* [PROMPT]
Find the lines that hold the word "grijanja" and return them.

* [RECORDS TO PROCESS]

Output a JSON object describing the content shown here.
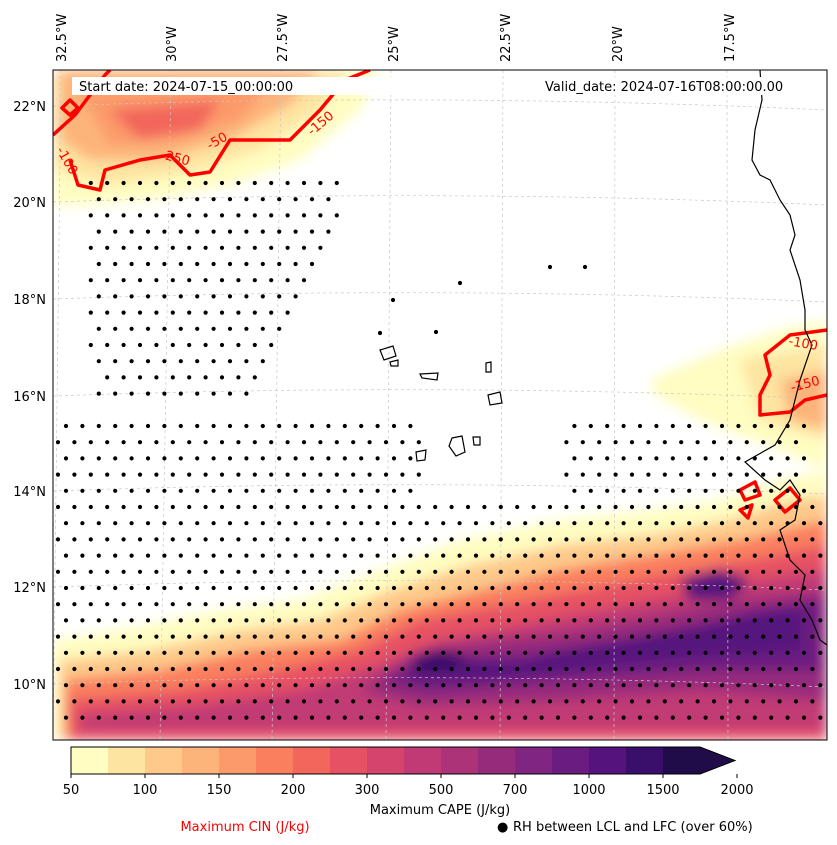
{
  "header": {
    "start_date": "Start date: 2024-07-15_00:00:00",
    "valid_date": "Valid_date: 2024-07-16T08:00:00.00"
  },
  "axes": {
    "lon_labels": [
      "32.5°W",
      "30°W",
      "27.5°W",
      "25°W",
      "22.5°W",
      "20°W",
      "17.5°W"
    ],
    "lat_labels": [
      "22°N",
      "20°N",
      "18°N",
      "16°N",
      "14°N",
      "12°N",
      "10°N"
    ]
  },
  "cin_labels": [
    "-100",
    "-250",
    "-50",
    "-150",
    "-100",
    "-150"
  ],
  "colorbar": {
    "label": "Maximum CAPE (J/kg)",
    "ticks": [
      "50",
      "100",
      "150",
      "200",
      "300",
      "500",
      "700",
      "1000",
      "1500",
      "2000"
    ],
    "colors": [
      "#fffdc1",
      "#fee4a1",
      "#fec98a",
      "#fdb47a",
      "#fc9a6b",
      "#fa7f5e",
      "#f2665c",
      "#e65164",
      "#d5446d",
      "#c13a75",
      "#ad3379",
      "#962b7c",
      "#802582",
      "#6a1c81",
      "#54137d",
      "#3a0f6b",
      "#210c4a"
    ]
  },
  "legend": {
    "cin_label": "Maximum CIN (J/kg)",
    "rh_label": "RH between LCL and LFC (over 60%)",
    "rh_marker": "●"
  }
}
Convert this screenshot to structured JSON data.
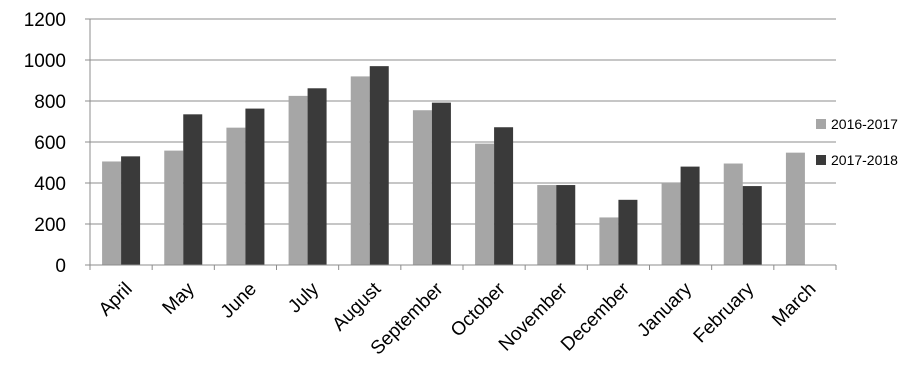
{
  "chart_data": {
    "type": "bar",
    "title": "",
    "xlabel": "",
    "ylabel": "",
    "ylim": [
      0,
      1200
    ],
    "yticks": [
      0,
      200,
      400,
      600,
      800,
      1000,
      1200
    ],
    "grid": true,
    "legend_position": "right",
    "categories": [
      "April",
      "May",
      "June",
      "July",
      "August",
      "September",
      "October",
      "November",
      "December",
      "January",
      "February",
      "March"
    ],
    "series": [
      {
        "name": "2016-2017",
        "color": "#a6a6a6",
        "values": [
          505,
          558,
          670,
          825,
          920,
          755,
          592,
          390,
          232,
          403,
          495,
          548
        ]
      },
      {
        "name": "2017-2018",
        "color": "#3a3a3a",
        "values": [
          530,
          735,
          763,
          862,
          970,
          792,
          672,
          390,
          318,
          480,
          385,
          null
        ]
      }
    ]
  }
}
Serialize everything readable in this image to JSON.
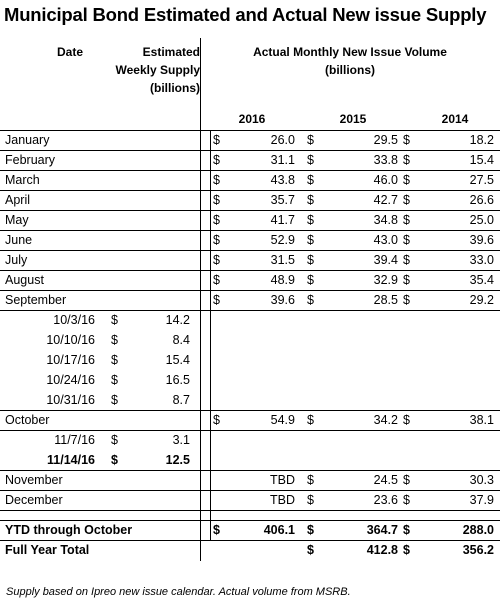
{
  "title": "Municipal Bond Estimated and Actual New issue Supply",
  "headers": {
    "date": "Date",
    "estimated": [
      "Estimated",
      "Weekly Supply",
      "(billions)"
    ],
    "actual": [
      "Actual Monthly New Issue Volume",
      "(billions)"
    ],
    "years": [
      "2016",
      "2015",
      "2014"
    ]
  },
  "currency_symbol": "$",
  "months_a": [
    {
      "label": "January",
      "v2016": "26.0",
      "v2015": "29.5",
      "v2014": "18.2"
    },
    {
      "label": "February",
      "v2016": "31.1",
      "v2015": "33.8",
      "v2014": "15.4"
    },
    {
      "label": "March",
      "v2016": "43.8",
      "v2015": "46.0",
      "v2014": "27.5"
    },
    {
      "label": "April",
      "v2016": "35.7",
      "v2015": "42.7",
      "v2014": "26.6"
    },
    {
      "label": "May",
      "v2016": "41.7",
      "v2015": "34.8",
      "v2014": "25.0"
    },
    {
      "label": "June",
      "v2016": "52.9",
      "v2015": "43.0",
      "v2014": "39.6"
    },
    {
      "label": "July",
      "v2016": "31.5",
      "v2015": "39.4",
      "v2014": "33.0"
    },
    {
      "label": "August",
      "v2016": "48.9",
      "v2015": "32.9",
      "v2014": "35.4"
    },
    {
      "label": "September",
      "v2016": "39.6",
      "v2015": "28.5",
      "v2014": "29.2"
    }
  ],
  "weeks_oct": [
    {
      "label": "10/3/16",
      "est": "14.2"
    },
    {
      "label": "10/10/16",
      "est": "8.4"
    },
    {
      "label": "10/17/16",
      "est": "15.4"
    },
    {
      "label": "10/24/16",
      "est": "16.5"
    },
    {
      "label": "10/31/16",
      "est": "8.7"
    }
  ],
  "october": {
    "label": "October",
    "v2016": "54.9",
    "v2015": "34.2",
    "v2014": "38.1"
  },
  "weeks_nov": [
    {
      "label": "11/7/16",
      "est": "3.1",
      "bold": false
    },
    {
      "label": "11/14/16",
      "est": "12.5",
      "bold": true
    }
  ],
  "months_b": [
    {
      "label": "November",
      "v2016": "TBD",
      "v2015": "24.5",
      "v2014": "30.3"
    },
    {
      "label": "December",
      "v2016": "TBD",
      "v2015": "23.6",
      "v2014": "37.9"
    }
  ],
  "ytd": {
    "label": "YTD through October",
    "v2016": "406.1",
    "v2015": "364.7",
    "v2014": "288.0"
  },
  "full": {
    "label": "Full Year Total",
    "v2015": "412.8",
    "v2014": "356.2"
  },
  "note": "Supply based on Ipreo new issue calendar. Actual volume from MSRB."
}
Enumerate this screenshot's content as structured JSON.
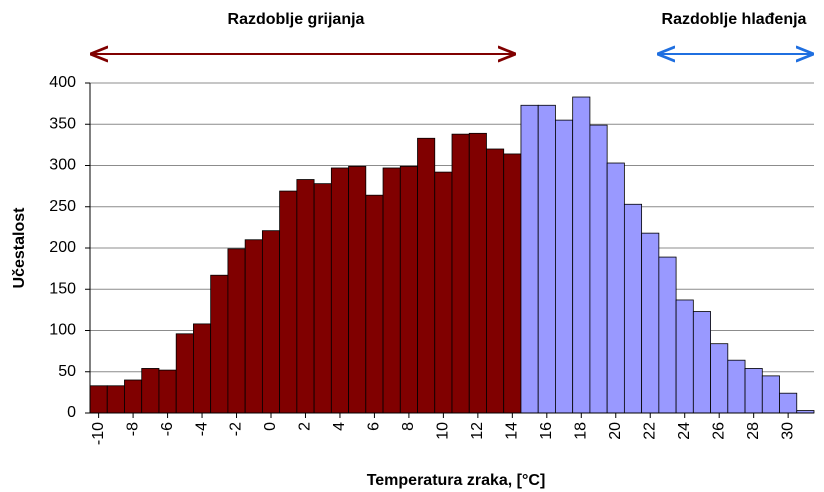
{
  "chart_data": {
    "type": "histogram",
    "annotations": [
      "Razdoblje grijanja",
      "Razdoblje hlađenja"
    ],
    "x_label": "Temperatura zraka, [°C]",
    "y_label": "Učestalost",
    "series": [
      {
        "name": "Razdoblje grijanja",
        "color": "#800000",
        "bins": [
          -10.5,
          -9.5,
          -8.5,
          -7.5,
          -6.5,
          -5.5,
          -4.5,
          -3.5,
          -2.5,
          -1.5,
          -0.5,
          0.5,
          1.5,
          2.5,
          3.5,
          4.5,
          5.5,
          6.5,
          7.5,
          8.5,
          9.5,
          10.5,
          11.5,
          12.5,
          13.5,
          14.5
        ],
        "values": [
          33,
          33,
          40,
          54,
          52,
          96,
          108,
          167,
          199,
          210,
          221,
          269,
          283,
          278,
          297,
          299,
          264,
          297,
          299,
          333,
          292,
          338,
          339,
          320,
          314
        ]
      },
      {
        "name": "Razdoblje hlađenja",
        "color": "#9999ff",
        "bins": [
          14.5,
          15.5,
          16.5,
          17.5,
          18.5,
          19.5,
          20.5,
          21.5,
          22.5,
          23.5,
          24.5,
          25.5,
          26.5,
          27.5,
          28.5,
          29.5,
          30.5,
          31.5
        ],
        "values": [
          373,
          373,
          355,
          383,
          349,
          303,
          253,
          218,
          189,
          137,
          123,
          84,
          64,
          54,
          45,
          24,
          3
        ]
      }
    ],
    "xlim": [
      -10.5,
      31.5
    ],
    "xticks": [
      -10,
      -8,
      -6,
      -4,
      -2,
      0,
      2,
      4,
      6,
      8,
      10,
      12,
      14,
      16,
      18,
      20,
      22,
      24,
      26,
      28,
      30
    ],
    "ylim": [
      0,
      400
    ],
    "yticks": [
      0,
      50,
      100,
      150,
      200,
      250,
      300,
      350,
      400
    ],
    "grid": true
  }
}
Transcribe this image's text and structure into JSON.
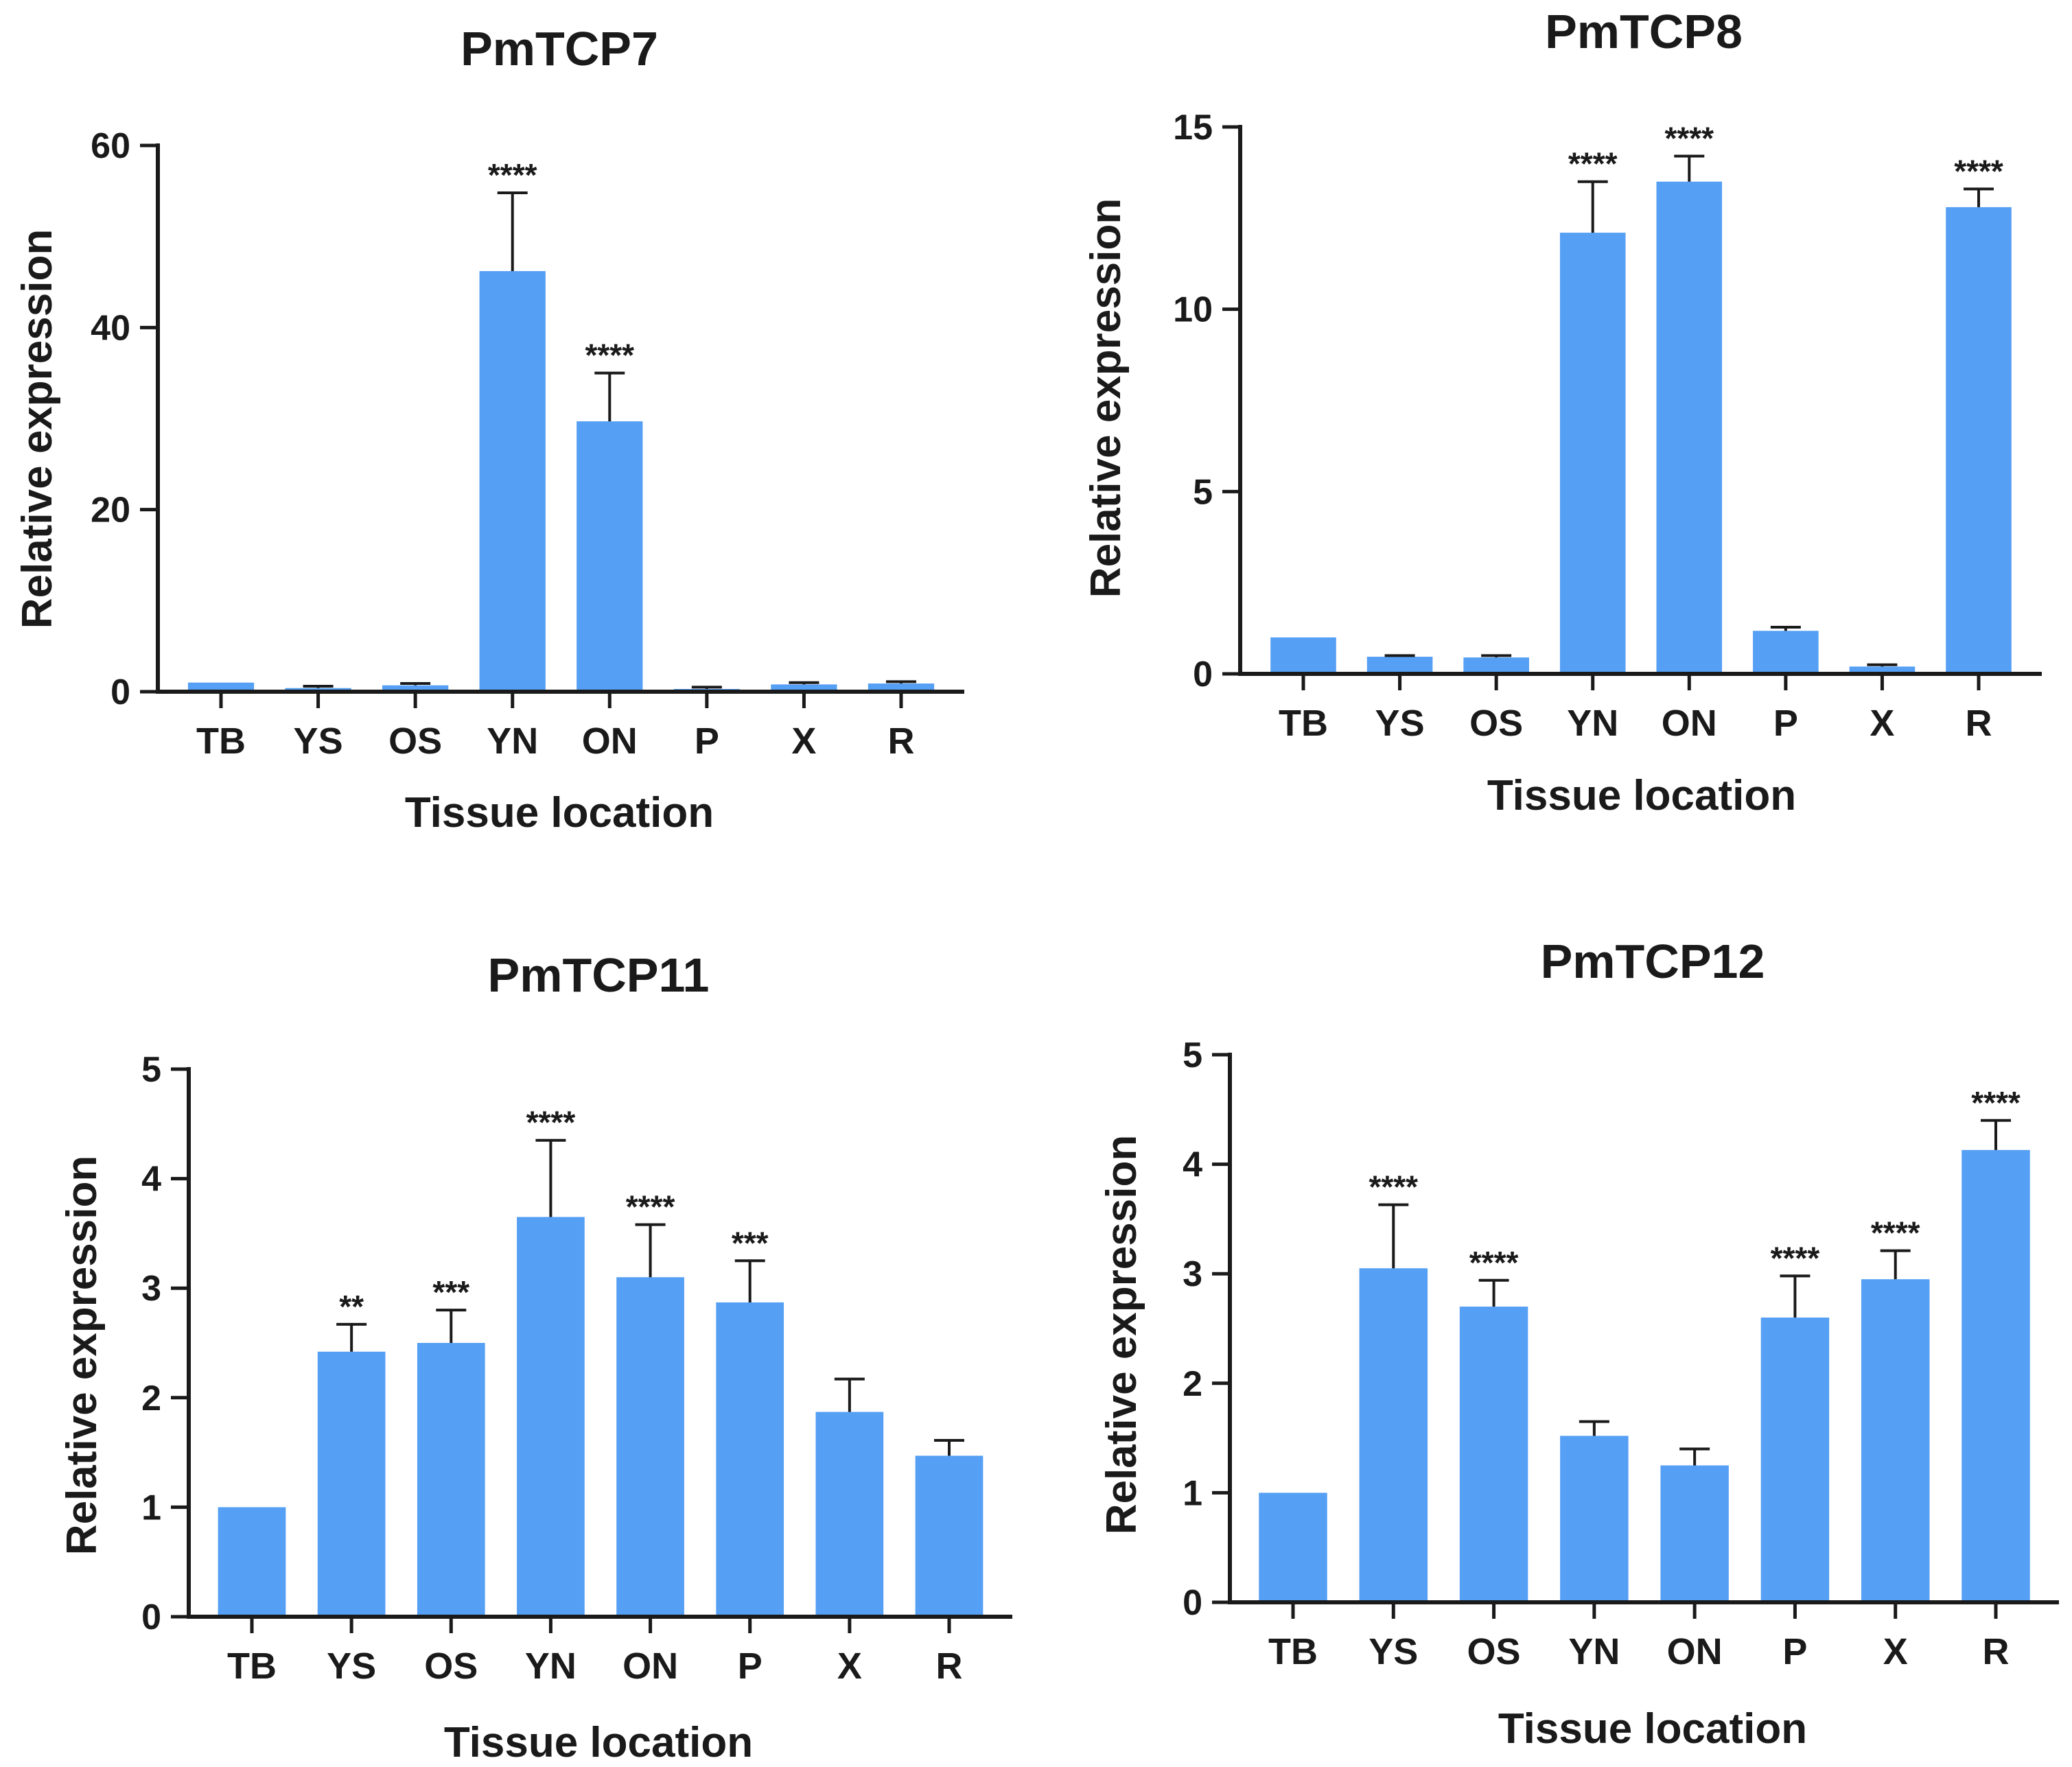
{
  "chart_data": [
    {
      "type": "bar",
      "title": "PmTCP7",
      "xlabel": "Tissue location",
      "ylabel": "Relative expression",
      "ylim": [
        0,
        60
      ],
      "yticks": [
        0,
        20,
        40,
        60
      ],
      "categories": [
        "TB",
        "YS",
        "OS",
        "YN",
        "ON",
        "P",
        "X",
        "R"
      ],
      "values": [
        1.0,
        0.4,
        0.7,
        46.2,
        29.7,
        0.3,
        0.8,
        0.9
      ],
      "errors": [
        0.0,
        0.2,
        0.2,
        8.6,
        5.3,
        0.2,
        0.2,
        0.2
      ],
      "significance": [
        "",
        "",
        "",
        "****",
        "****",
        "",
        "",
        ""
      ]
    },
    {
      "type": "bar",
      "title": "PmTCP8",
      "xlabel": "Tissue location",
      "ylabel": "Relative expression",
      "ylim": [
        0,
        15
      ],
      "yticks": [
        0,
        5,
        10,
        15
      ],
      "categories": [
        "TB",
        "YS",
        "OS",
        "YN",
        "ON",
        "P",
        "X",
        "R"
      ],
      "values": [
        1.0,
        0.47,
        0.45,
        12.1,
        13.5,
        1.18,
        0.2,
        12.8
      ],
      "errors": [
        0.0,
        0.03,
        0.05,
        1.4,
        0.7,
        0.1,
        0.05,
        0.5
      ],
      "significance": [
        "",
        "",
        "",
        "****",
        "****",
        "",
        "",
        "****"
      ]
    },
    {
      "type": "bar",
      "title": "PmTCP11",
      "xlabel": "Tissue location",
      "ylabel": "Relative expression",
      "ylim": [
        0,
        5
      ],
      "yticks": [
        0,
        1,
        2,
        3,
        4,
        5
      ],
      "categories": [
        "TB",
        "YS",
        "OS",
        "YN",
        "ON",
        "P",
        "X",
        "R"
      ],
      "values": [
        1.0,
        2.42,
        2.5,
        3.65,
        3.1,
        2.87,
        1.87,
        1.47
      ],
      "errors": [
        0.0,
        0.25,
        0.3,
        0.7,
        0.48,
        0.38,
        0.3,
        0.14
      ],
      "significance": [
        "",
        "**",
        "***",
        "****",
        "****",
        "***",
        "",
        ""
      ]
    },
    {
      "type": "bar",
      "title": "PmTCP12",
      "xlabel": "Tissue location",
      "ylabel": "Relative expression",
      "ylim": [
        0,
        5
      ],
      "yticks": [
        0,
        1,
        2,
        3,
        4,
        5
      ],
      "categories": [
        "TB",
        "YS",
        "OS",
        "YN",
        "ON",
        "P",
        "X",
        "R"
      ],
      "values": [
        1.0,
        3.05,
        2.7,
        1.52,
        1.25,
        2.6,
        2.95,
        4.13
      ],
      "errors": [
        0.0,
        0.58,
        0.24,
        0.13,
        0.15,
        0.38,
        0.26,
        0.27
      ],
      "significance": [
        "",
        "****",
        "****",
        "",
        "",
        "****",
        "****",
        "****"
      ]
    }
  ],
  "colors": {
    "bar": "#559ff4",
    "axis": "#1a1a1a",
    "background": "#ffffff"
  }
}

* [COMPLETED TASK]
      "Razdoblje grijanja",
        "name": "Razdoblje grijanja",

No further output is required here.